Given task – Repeat the material exactly, every line of it.
┌─ Provided data
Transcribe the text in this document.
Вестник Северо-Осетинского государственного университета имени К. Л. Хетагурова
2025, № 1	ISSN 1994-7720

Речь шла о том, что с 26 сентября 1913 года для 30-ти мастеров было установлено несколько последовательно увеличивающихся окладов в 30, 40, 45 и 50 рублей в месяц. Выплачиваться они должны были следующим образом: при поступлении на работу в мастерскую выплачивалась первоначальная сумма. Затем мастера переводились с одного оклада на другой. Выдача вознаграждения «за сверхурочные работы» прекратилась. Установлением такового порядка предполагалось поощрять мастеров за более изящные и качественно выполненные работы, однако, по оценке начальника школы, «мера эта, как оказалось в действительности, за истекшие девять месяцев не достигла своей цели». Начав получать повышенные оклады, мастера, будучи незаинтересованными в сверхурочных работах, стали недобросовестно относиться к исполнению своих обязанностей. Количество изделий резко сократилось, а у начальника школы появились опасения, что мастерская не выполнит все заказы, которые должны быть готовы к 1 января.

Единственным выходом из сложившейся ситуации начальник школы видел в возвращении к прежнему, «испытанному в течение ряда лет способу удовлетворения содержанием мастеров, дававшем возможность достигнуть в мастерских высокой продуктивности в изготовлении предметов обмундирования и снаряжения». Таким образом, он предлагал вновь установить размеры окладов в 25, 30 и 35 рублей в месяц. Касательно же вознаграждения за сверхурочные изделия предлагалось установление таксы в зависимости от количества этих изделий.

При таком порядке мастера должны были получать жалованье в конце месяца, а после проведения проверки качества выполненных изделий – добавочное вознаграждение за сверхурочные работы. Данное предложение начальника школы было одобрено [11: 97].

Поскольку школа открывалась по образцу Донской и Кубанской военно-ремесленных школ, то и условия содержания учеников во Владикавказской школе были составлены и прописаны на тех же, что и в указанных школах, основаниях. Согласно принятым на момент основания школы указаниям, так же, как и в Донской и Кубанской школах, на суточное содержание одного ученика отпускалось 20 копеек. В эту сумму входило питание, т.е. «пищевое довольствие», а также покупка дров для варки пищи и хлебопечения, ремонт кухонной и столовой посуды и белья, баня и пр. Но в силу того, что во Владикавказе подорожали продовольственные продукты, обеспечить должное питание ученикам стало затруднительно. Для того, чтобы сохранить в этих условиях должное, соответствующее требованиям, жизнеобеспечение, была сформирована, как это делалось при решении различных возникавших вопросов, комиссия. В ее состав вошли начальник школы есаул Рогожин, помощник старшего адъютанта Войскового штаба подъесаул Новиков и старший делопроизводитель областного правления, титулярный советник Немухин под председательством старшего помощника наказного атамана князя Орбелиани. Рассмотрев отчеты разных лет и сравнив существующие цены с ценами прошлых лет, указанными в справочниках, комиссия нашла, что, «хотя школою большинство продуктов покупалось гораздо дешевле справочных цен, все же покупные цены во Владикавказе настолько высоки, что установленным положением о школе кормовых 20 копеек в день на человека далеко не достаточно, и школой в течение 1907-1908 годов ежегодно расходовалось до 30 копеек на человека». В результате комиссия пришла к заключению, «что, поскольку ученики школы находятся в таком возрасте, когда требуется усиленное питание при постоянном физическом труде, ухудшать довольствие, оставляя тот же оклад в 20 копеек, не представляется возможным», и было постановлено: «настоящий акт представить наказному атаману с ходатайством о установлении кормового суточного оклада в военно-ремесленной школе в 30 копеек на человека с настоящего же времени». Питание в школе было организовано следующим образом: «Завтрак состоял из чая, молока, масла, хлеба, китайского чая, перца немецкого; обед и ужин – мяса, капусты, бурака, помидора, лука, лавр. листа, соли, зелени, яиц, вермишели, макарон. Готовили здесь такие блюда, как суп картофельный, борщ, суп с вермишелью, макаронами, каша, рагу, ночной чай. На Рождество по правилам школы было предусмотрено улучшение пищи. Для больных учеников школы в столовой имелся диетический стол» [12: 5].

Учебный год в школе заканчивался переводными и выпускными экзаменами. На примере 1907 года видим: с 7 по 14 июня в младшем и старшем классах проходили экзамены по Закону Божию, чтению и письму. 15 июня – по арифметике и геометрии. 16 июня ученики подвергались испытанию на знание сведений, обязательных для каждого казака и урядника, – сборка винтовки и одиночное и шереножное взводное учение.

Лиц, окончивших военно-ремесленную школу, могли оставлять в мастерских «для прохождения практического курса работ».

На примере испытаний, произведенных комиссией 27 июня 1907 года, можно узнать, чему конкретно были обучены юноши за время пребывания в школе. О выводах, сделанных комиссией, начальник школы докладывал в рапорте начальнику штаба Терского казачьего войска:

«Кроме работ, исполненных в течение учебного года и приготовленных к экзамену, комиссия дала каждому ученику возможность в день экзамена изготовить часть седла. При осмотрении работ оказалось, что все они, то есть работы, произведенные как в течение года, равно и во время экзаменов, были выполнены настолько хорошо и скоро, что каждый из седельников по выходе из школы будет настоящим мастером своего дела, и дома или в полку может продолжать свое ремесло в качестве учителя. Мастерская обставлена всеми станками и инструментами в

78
└─
Written response –
Transcribe the text in this document.
Вестник Северо-Осетинского государственного университета имени К. Л. Хетагурова
2025, № 1	ISSN 1994-7720

Речь шла о том, что с 26 сентября 1913 года для 30-ти мастеров было установлено несколько последовательно увеличивающихся окладов в 30, 40, 45 и 50 рублей в месяц. Выплачиваться они должны были следующим образом: при поступлении на работу в мастерскую выплачивалась первоначальная сумма. Затем мастера переводились с одного оклада на другой. Выдача вознаграждения «за сверхурочные работы» прекратилась. Установлением такового порядка предполагалось поощрять мастеров за более изящные и качественно выполненные работы, однако, по оценке начальника школы, «мера эта, как оказалось в действительности, за истекшие девять месяцев не достигла своей цели». Начав получать повышенные оклады, мастера, будучи незаинтересованными в сверхурочных работах, стали недобросовестно относиться к исполнению своих обязанностей. Количество изделий резко сократилось, а у начальника школы появились опасения, что мастерская не выполнит все заказы, которые должны быть готовы к 1 января.

Единственным выходом из сложившейся ситуации начальник школы видел в возвращении к прежнему, «испытанному в течение ряда лет способу удовлетворения содержанием мастеров, дававшем возможность достигнуть в мастерских высокой продуктивности в изготовлении предметов обмундирования и снаряжения». Таким образом, он предлагал вновь установить размеры окладов в 25, 30 и 35 рублей в месяц. Касательно же вознаграждения за сверхурочные изделия предлагалось установление таксы в зависимости от количества этих изделий.

При таком порядке мастера должны были получать жалованье в конце месяца, а после проведения проверки качества выполненных изделий – добавочное вознаграждение за сверхурочные работы. Данное предложение начальника школы было одобрено [11: 97].

Поскольку школа открывалась по образцу Донской и Кубанской военно-ремесленных школ, то и условия содержания учеников во Владикавказской школе были составлены и прописаны на тех же, что и в указанных школах, основаниях. Согласно принятым на момент основания школы указаниям, так же, как и в Донской и Кубанской школах, на суточное содержание одного ученика отпускалось 20 копеек. В эту сумму входило питание, т.е. «пищевое довольствие», а также покупка дров для варки пищи и хлебопечения, ремонт кухонной и столовой посуды и белья, баня и пр. Но в силу того, что во Владикавказе подорожали продовольственные продукты, обеспечить должное питание ученикам стало затруднительно. Для того, чтобы сохранить в этих условиях должное, соответствующее требованиям, жизнеобеспечение, была сформирована, как это делалось при решении различных возникавших вопросов, комиссия. В ее состав вошли начальник школы есаул Рогожин, помощник старшего адъютанта Войскового штаба подъесаул Новиков и старший делопроизводитель областного правления, титулярный советник Немухин под председательством старшего помощника наказного атамана князя Орбелиани. Рассмотрев отчеты разных лет и сравнив существующие цены с ценами прошлых лет, указанными в справочниках, комиссия нашла, что, «хотя школою большинство продуктов покупалось гораздо дешевле справочных цен, все же покупные цены во Владикавказе настолько высоки, что установленным положением о школе кормовых 20 копеек в день на человека далеко не достаточно, и школой в течение 1907-1908 годов ежегодно расходовалось до 30 копеек на человека». В результате комиссия пришла к заключению, «что, поскольку ученики школы находятся в таком возрасте, когда требуется усиленное питание при постоянном физическом труде, ухудшать довольствие, оставляя тот же оклад в 20 копеек, не представляется возможным», и было постановлено: «настоящий акт представить наказному атаману с ходатайством о установлении кормового суточного оклада в военно-ремесленной школе в 30 копеек на человека с настоящего же времени». Питание в школе было организовано следующим образом: «Завтрак состоял из чая, молока, масла, хлеба, китайского чая, перца немецкого; обед и ужин – мяса, капусты, бурака, помидора, лука, лавр. листа, соли, зелени, яиц, вермишели, макарон. Готовили здесь такие блюда, как суп картофельный, борщ, суп с вермишелью, макаронами, каша, рагу, ночной чай. На Рождество по правилам школы было предусмотрено улучшение пищи. Для больных учеников школы в столовой имелся диетический стол» [12: 5].

Учебный год в школе заканчивался переводными и выпускными экзаменами. На примере 1907 года видим: с 7 по 14 июня в младшем и старшем классах проходили экзамены по Закону Божию, чтению и письму. 15 июня – по арифметике и геометрии. 16 июня ученики подвергались испытанию на знание сведений, обязательных для каждого казака и урядника, – сборка винтовки и одиночное и шереножное взводное учение.

Лиц, окончивших военно-ремесленную школу, могли оставлять в мастерских «для прохождения практического курса работ».

На примере испытаний, произведенных комиссией 27 июня 1907 года, можно узнать, чему конкретно были обучены юноши за время пребывания в школе. О выводах, сделанных комиссией, начальник школы докладывал в рапорте начальнику штаба Терского казачьего войска:

«Кроме работ, исполненных в течение учебного года и приготовленных к экзамену, комиссия дала каждому ученику возможность в день экзамена изготовить часть седла. При осмотрении работ оказалось, что все они, то есть работы, произведенные как в течение года, равно и во время экзаменов, были выполнены настолько хорошо и скоро, что каждый из седельников по выходе из школы будет настоящим мастером своего дела, и дома или в полку может продолжать свое ремесло в качестве учителя. Мастерская обставлена всеми станками и инструментами в

78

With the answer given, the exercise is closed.